**SUPPLIED PASSAGE**
# Class Field Theory

## Introduction

This chapter deals with abelian extensions of number fields and the rational numbers.

Class Field Theory, here specifically, class field theory of global number fields, deals with abelian extension, ie. fields where the group of automorphisms is abelian. For extensions of {\Q}, the famous Kronnecker-Weber theorem classifies all such fields: a field is abelian if and only if it is contained in some cyclotomic field. For general number fields this is more involved and even for extensions of {\Q} is is not practical.

In Hecke, abelian extensions are parametrized by quotients of so called ray class groups. The language of ray class groups while dated is more applicable to algorithms than the modern language of idel class groups and quotients.

**TASK INPUTS**
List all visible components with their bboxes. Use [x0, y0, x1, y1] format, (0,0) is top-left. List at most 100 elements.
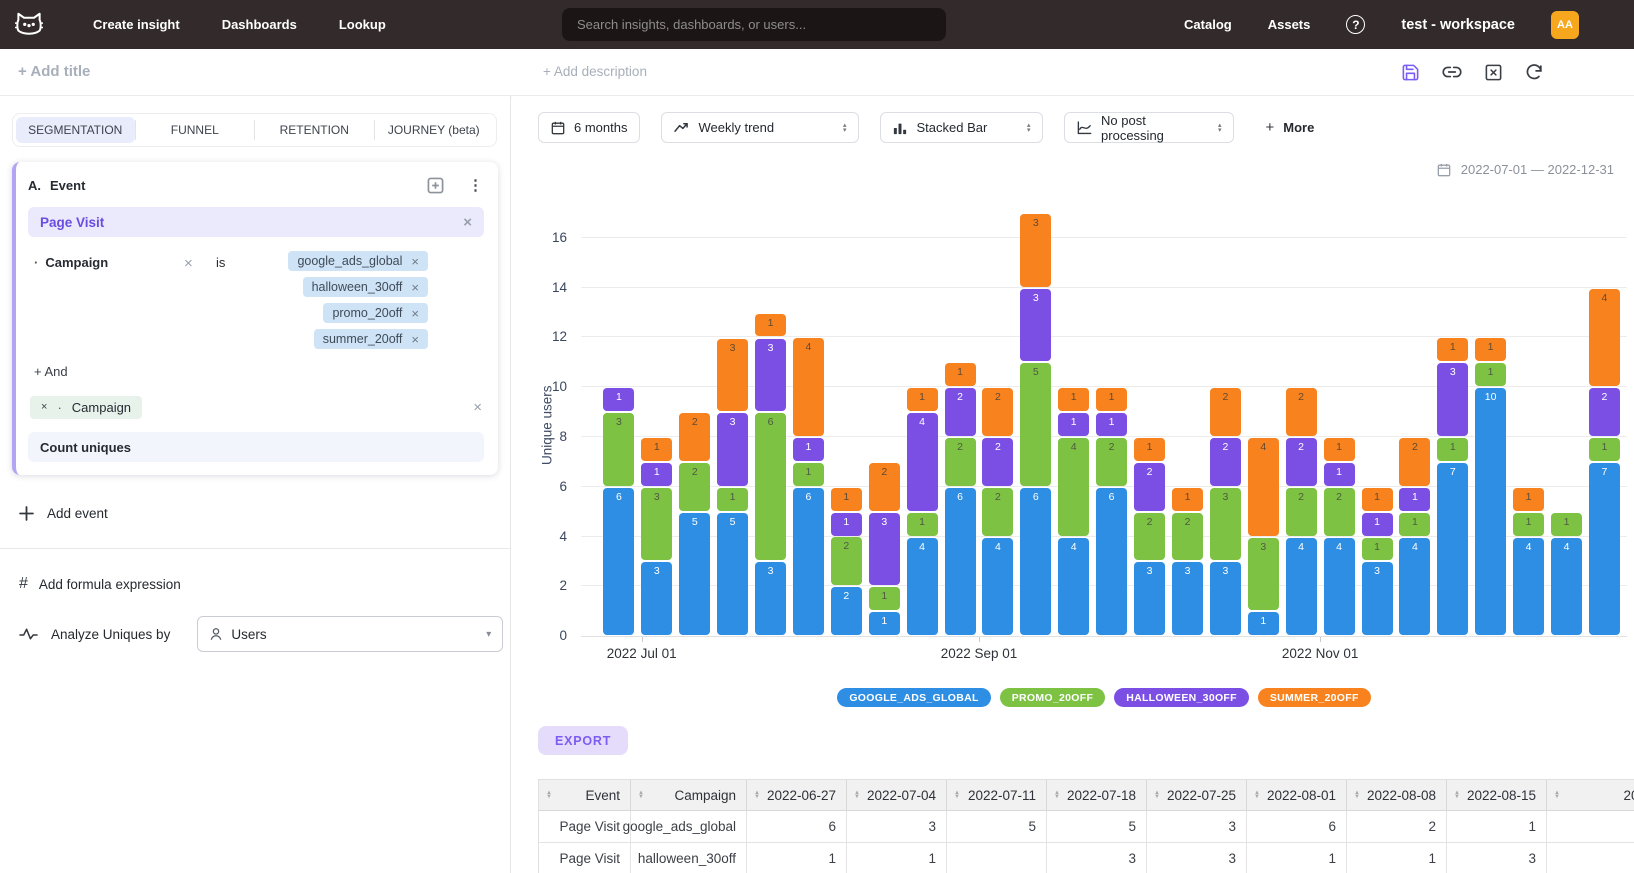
bar-segment[interactable]: 2: [1286, 488, 1317, 536]
bar-segment[interactable]: 3: [717, 339, 748, 412]
copy-link-icon[interactable]: [1442, 62, 1462, 82]
sort-icon[interactable]: ▲▼: [1054, 791, 1060, 800]
table-column-header[interactable]: ▲▼2022-07-18: [1047, 780, 1147, 810]
bar-segment[interactable]: 6: [1020, 488, 1051, 635]
bar-segment[interactable]: 1: [1172, 488, 1203, 511]
nav-dashboards[interactable]: Dashboards: [201, 17, 318, 32]
bar-segment[interactable]: 7: [1589, 463, 1620, 635]
filter-value-pill[interactable]: summer_20off×: [314, 329, 428, 349]
bar-segment[interactable]: 1: [1362, 538, 1393, 561]
more-button[interactable]: + More: [1265, 119, 1314, 136]
nav-catalog[interactable]: Catalog: [1184, 17, 1232, 32]
remove-event-icon[interactable]: ×: [463, 215, 472, 230]
bar-segment[interactable]: 3: [869, 513, 900, 586]
nav-create-insight[interactable]: Create insight: [72, 17, 201, 32]
bar-segment[interactable]: 2: [1172, 513, 1203, 561]
tab-segmentation[interactable]: SEGMENTATION: [16, 117, 135, 143]
filter-property[interactable]: Campaign: [45, 255, 108, 270]
sort-icon[interactable]: ▲▼: [1154, 791, 1160, 800]
filter-operator[interactable]: is: [216, 251, 225, 270]
bar-segment[interactable]: 3: [755, 339, 786, 412]
bar-segment[interactable]: 6: [945, 488, 976, 635]
bar-segment[interactable]: 2: [1286, 438, 1317, 486]
bar-segment[interactable]: 1: [793, 438, 824, 461]
bar-segment[interactable]: 1: [1248, 612, 1279, 635]
event-selector[interactable]: Page Visit ×: [28, 207, 484, 237]
bar-segment[interactable]: 1: [1399, 488, 1430, 511]
table-column-header[interactable]: ▲▼2022-07-25: [1147, 780, 1247, 810]
sort-icon[interactable]: ▲▼: [1454, 791, 1460, 800]
bar-segment[interactable]: 4: [1248, 438, 1279, 536]
filter-value-pill[interactable]: halloween_30off×: [303, 277, 428, 297]
bar-segment[interactable]: 1: [755, 314, 786, 337]
sort-icon[interactable]: ▲▼: [1554, 791, 1560, 800]
bar-segment[interactable]: 1: [869, 612, 900, 635]
bar-segment[interactable]: 3: [717, 413, 748, 486]
bar-segment[interactable]: 1: [1513, 513, 1544, 536]
bar-segment[interactable]: 3: [1210, 488, 1241, 561]
table-column-header[interactable]: ▲▼2022-08-15: [1447, 780, 1547, 810]
bar-segment[interactable]: 4: [907, 413, 938, 511]
bar-segment[interactable]: 6: [755, 413, 786, 560]
bar-segment[interactable]: 1: [831, 488, 862, 511]
trend-select[interactable]: Weekly trend ▴▾: [661, 112, 859, 143]
legend-item[interactable]: GOOGLE_ADS_GLOBAL: [837, 688, 990, 707]
add-formula-button[interactable]: # Add formula expression: [19, 575, 510, 593]
bar-segment[interactable]: 4: [1058, 538, 1089, 636]
tab-journey-beta-[interactable]: JOURNEY (beta): [375, 117, 494, 143]
bar-segment[interactable]: 5: [1020, 363, 1051, 485]
bar-segment[interactable]: 1: [1437, 338, 1468, 361]
aggregation-selector[interactable]: Count uniques: [28, 432, 484, 462]
bar-segment[interactable]: 2: [1210, 438, 1241, 486]
bar-segment[interactable]: 1: [641, 463, 672, 486]
chart-type-select[interactable]: Stacked Bar ▴▾: [880, 112, 1043, 143]
table-column-header[interactable]: ▲▼2022-08-08: [1347, 780, 1447, 810]
sort-icon[interactable]: ▲▼: [1354, 791, 1360, 800]
sort-icon[interactable]: ▲▼: [854, 791, 860, 800]
bar-segment[interactable]: 1: [831, 513, 862, 536]
legend-item[interactable]: HALLOWEEN_30OFF: [1114, 688, 1249, 707]
nav-assets[interactable]: Assets: [1268, 17, 1311, 32]
legend-item[interactable]: SUMMER_20OFF: [1258, 688, 1371, 707]
table-column-header[interactable]: ▲▼2022-07-04: [847, 780, 947, 810]
bar-segment[interactable]: 2: [982, 388, 1013, 436]
breakdown-pill[interactable]: × · Campaign: [30, 396, 142, 419]
bar-segment[interactable]: 1: [1513, 488, 1544, 511]
table-column-header[interactable]: ▲▼Campaign: [631, 780, 747, 810]
bar-segment[interactable]: 3: [603, 413, 634, 486]
sort-icon[interactable]: ▲▼: [1254, 791, 1260, 800]
add-title-field[interactable]: + Add title: [18, 63, 90, 80]
bar-segment[interactable]: 4: [1551, 538, 1582, 636]
bar-segment[interactable]: 1: [1058, 388, 1089, 411]
bar-segment[interactable]: 1: [1096, 388, 1127, 411]
bar-segment[interactable]: 1: [793, 463, 824, 486]
bar-segment[interactable]: 2: [1589, 388, 1620, 436]
bar-segment[interactable]: 2: [1134, 463, 1165, 511]
table-column-header[interactable]: ▲▼Event: [539, 780, 631, 810]
app-logo-cat-icon[interactable]: [14, 11, 44, 39]
remove-filter-icon[interactable]: ×: [184, 255, 193, 272]
tab-funnel[interactable]: FUNNEL: [136, 117, 255, 143]
bar-segment[interactable]: 2: [945, 438, 976, 486]
bar-segment[interactable]: 4: [1324, 538, 1355, 636]
bar-segment[interactable]: 3: [755, 562, 786, 635]
export-button[interactable]: EXPORT: [538, 726, 628, 755]
tab-retention[interactable]: RETENTION: [255, 117, 374, 143]
filter-value-pill[interactable]: google_ads_global×: [288, 251, 428, 271]
bar-segment[interactable]: 2: [1399, 438, 1430, 486]
bar-segment[interactable]: 4: [907, 538, 938, 636]
date-range-button[interactable]: 6 months: [538, 112, 640, 143]
bar-segment[interactable]: 1: [907, 388, 938, 411]
legend-item[interactable]: PROMO_20OFF: [1000, 688, 1105, 707]
bar-segment[interactable]: 2: [1096, 438, 1127, 486]
bar-segment[interactable]: 2: [982, 438, 1013, 486]
bar-segment[interactable]: 4: [793, 338, 824, 436]
bar-segment[interactable]: 3: [1437, 363, 1468, 436]
bar-segment[interactable]: 1: [1399, 513, 1430, 536]
remove-filter-value-icon[interactable]: ×: [411, 255, 419, 268]
clear-breakdown-icon[interactable]: ×: [473, 400, 484, 415]
help-icon[interactable]: ?: [1346, 15, 1365, 34]
refresh-icon[interactable]: [1525, 63, 1544, 82]
add-and-condition[interactable]: + And: [28, 364, 484, 379]
bar-segment[interactable]: 4: [1589, 289, 1620, 387]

**BRIEF A**
Transcribe the lines of the records starting with the line containing "bar-segment[interactable]: 2: [1286, 488, 1317, 536]" and going on through the line containing "bar-segment[interactable]: 1: [1362, 538, 1393, 561]".
**BRIEF B**
Pick up the passage on class field theory at its final sentence and continue writing it.

**FINAL RESULT A**
bar-segment[interactable]: 2: [1286, 488, 1317, 536]
bar-segment[interactable]: 3: [717, 339, 748, 412]
copy-link-icon[interactable]: [1442, 62, 1462, 82]
sort-icon[interactable]: ▲▼: [1054, 791, 1060, 800]
table-column-header[interactable]: ▲▼2022-07-18: [1047, 780, 1147, 810]
bar-segment[interactable]: 6: [1020, 488, 1051, 635]
bar-segment[interactable]: 1: [1172, 488, 1203, 511]
nav-dashboards[interactable]: Dashboards: [201, 17, 318, 32]
bar-segment[interactable]: 7: [1589, 463, 1620, 635]
filter-value-pill[interactable]: summer_20off×: [314, 329, 428, 349]
bar-segment[interactable]: 1: [1362, 538, 1393, 561]

**FINAL RESULT B**
## Ray Class Groups

Given an integral ideal $m_0 \le Z_K$ and a list of real places $m_\infty$, the ray class group modulo $(m_0, m_\infty)$, $C(m)$ is defined as the group of ideals coprime to $m_0$ modulo the elements $a\in K^*$ s.th. $v_p(a-1) \ge v_p(m_0)$ and for all $v\in m_\infty$, $a^{(v)} >0$. This is a finite abelian group. For $m_0 = Z_K$ and $m_\infty = \{\}$ we get $C()$ is the class group, if $m_\infty$ contains all real places, we obtain the narrow class group, or strict class group.

`ray_class_group`

— Method`ray_class_group(m::NfOrdIdl, inf_plc::Vector{InfPlc}; n_quo::Int, lp::Dict{NfOrdIdl, Int}) -> GrpAbFinGen, MapRayClassGrp`

Given an ideal $m$ and a set of infinite places of $K$, this function returns the corresponding ray class group as an abstract group $\mathcal {Cl}_m$ and a map going from the group into the group of ideals of $K$ that are coprime to $m$. If `n_quo`

is set, it will return the group modulo `n_quo`

. The factorization of $m$ can be given with the keyword argument `lp`

.

`class_group`

— Method`class_group(K::AnticNumberField) -> GrpAbFinGen, Map`

Shortcut for `class_group(maximal_order(K))`

: returns the class group as an abelian group and a map from this group to the set of ideals of the maximal order.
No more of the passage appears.